▸ **To be done**:
1. Translate into French the following sentence from the mailing-list post on postfix versus prefix operators: "Everything on that page is accurate."
2. Extend the mailing-list post on postfix versus prefix operators beyond its final sentence.

▸ **Quoted passage**:
>>>

[Insight-developers] Postfix versus Prefix operators

Brad King brad.king at kitware.com
Fri May 27 09:24:41 EDT 2011


On 05/27/2011 09:00 AM, Bill Lorensen wrote:
> I noticed a comment you made in a review asking why cppcheck prefers
> prefix operators over postfix operators. I did a little searching and
> found this discussion regarding  the advantage of prefix over postfix:
> http://www.thunderguy.com/semicolon/2002/08/13/prefer-prefix-operators-over-postfix/
> 
> Perhaps other c++ experts may comment.

Everything on that page is accurate.  However, it is possible to write a
postfix operator for one's own class that does not need to save the value
in a temporary.  See below for an example.  In C++0x the tag_postincr
constructor will be able to call the real copy constructor to avoid the
duplication.

<<<

Element and coordinate records:
>>>

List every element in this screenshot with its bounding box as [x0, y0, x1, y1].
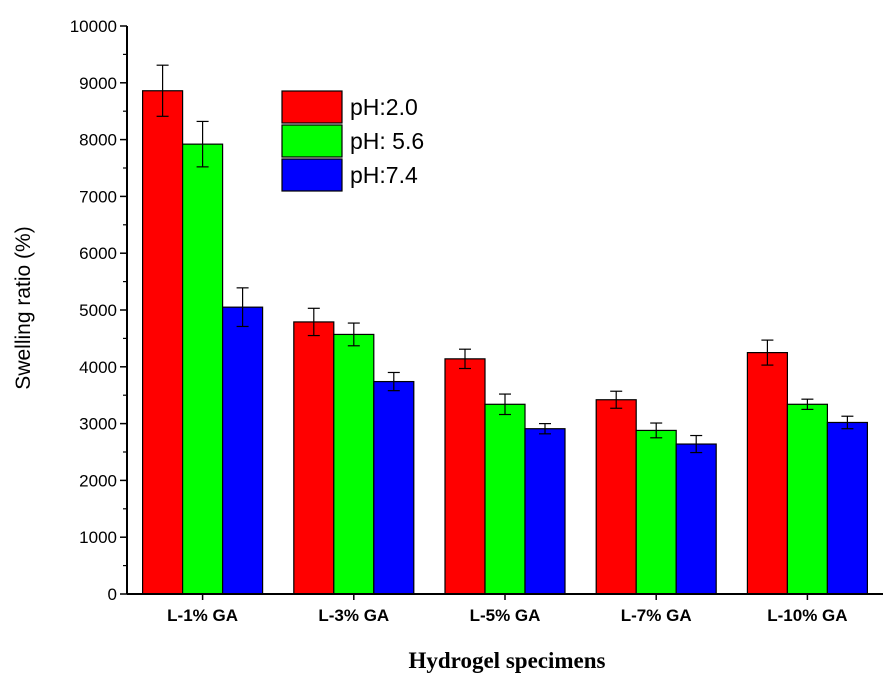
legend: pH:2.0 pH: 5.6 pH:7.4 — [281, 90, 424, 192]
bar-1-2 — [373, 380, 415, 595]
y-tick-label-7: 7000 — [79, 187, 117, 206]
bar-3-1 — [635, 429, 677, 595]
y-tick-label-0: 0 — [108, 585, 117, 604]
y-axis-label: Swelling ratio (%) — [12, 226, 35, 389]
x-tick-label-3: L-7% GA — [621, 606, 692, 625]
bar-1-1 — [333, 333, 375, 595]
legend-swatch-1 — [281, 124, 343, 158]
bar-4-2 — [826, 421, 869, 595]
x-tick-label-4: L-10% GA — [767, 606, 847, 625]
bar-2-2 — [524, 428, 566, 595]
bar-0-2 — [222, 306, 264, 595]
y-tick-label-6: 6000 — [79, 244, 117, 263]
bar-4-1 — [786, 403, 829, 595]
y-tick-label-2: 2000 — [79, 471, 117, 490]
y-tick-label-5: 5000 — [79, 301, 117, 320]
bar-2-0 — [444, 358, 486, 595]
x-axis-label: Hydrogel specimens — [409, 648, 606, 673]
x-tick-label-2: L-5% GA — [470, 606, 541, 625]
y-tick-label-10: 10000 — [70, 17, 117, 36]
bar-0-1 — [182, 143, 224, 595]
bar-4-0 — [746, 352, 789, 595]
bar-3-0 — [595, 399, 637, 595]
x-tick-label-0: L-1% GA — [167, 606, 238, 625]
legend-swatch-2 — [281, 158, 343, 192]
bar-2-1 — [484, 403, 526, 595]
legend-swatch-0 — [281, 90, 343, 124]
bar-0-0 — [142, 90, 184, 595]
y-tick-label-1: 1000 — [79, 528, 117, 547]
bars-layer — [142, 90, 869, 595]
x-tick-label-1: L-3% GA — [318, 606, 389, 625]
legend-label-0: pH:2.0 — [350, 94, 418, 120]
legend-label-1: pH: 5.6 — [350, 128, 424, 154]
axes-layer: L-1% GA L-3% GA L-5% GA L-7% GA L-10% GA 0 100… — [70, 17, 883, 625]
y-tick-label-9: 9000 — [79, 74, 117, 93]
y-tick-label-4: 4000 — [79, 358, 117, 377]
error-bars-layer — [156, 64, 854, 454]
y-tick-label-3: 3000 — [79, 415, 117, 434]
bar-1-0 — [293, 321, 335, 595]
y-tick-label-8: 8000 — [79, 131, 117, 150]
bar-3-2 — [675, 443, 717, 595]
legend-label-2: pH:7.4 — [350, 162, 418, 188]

<<<

▸ **Solved tasks**:
1. Tout ce qui figure sur cette page est exact.

2.
Most of the performance discussion is moot given modern compiler optimizers.
The code below depends on the "Return Value Optimization" (RVO) to construct
the return value of the postfix increment operator directly in its final
destination rather than in an unnamed temporary which is then copied to the
final destination.  Compilers also implement a "Named RVO" (NRVO) which will
identify a local variable that is used as the only return value and allocate
it directly in the final destination (when the code is inlined).  Therefore
the two approaches will have no difference in practice.

The other arguments on the page are not performance related and should be
considered important.  I always use prefix unless I really need postfix.

-Brad


#include <iostream>
class A
{
  struct tag_postincr {};
  A(A& a, tag_postincr): Value(a.Value) // Duplicate copy constructor
    { ++a; } // Increment copied value afterward
  int Value;
public:
  A(): Value() {}
  A(A const& a): Value(a.Value) {}
  A& operator++() { ++this->Value; return *this; }
  A operator++(int) { return A(*this, tag_postincr()); }
  int GetValue() const { return this->Value; }
};

int main()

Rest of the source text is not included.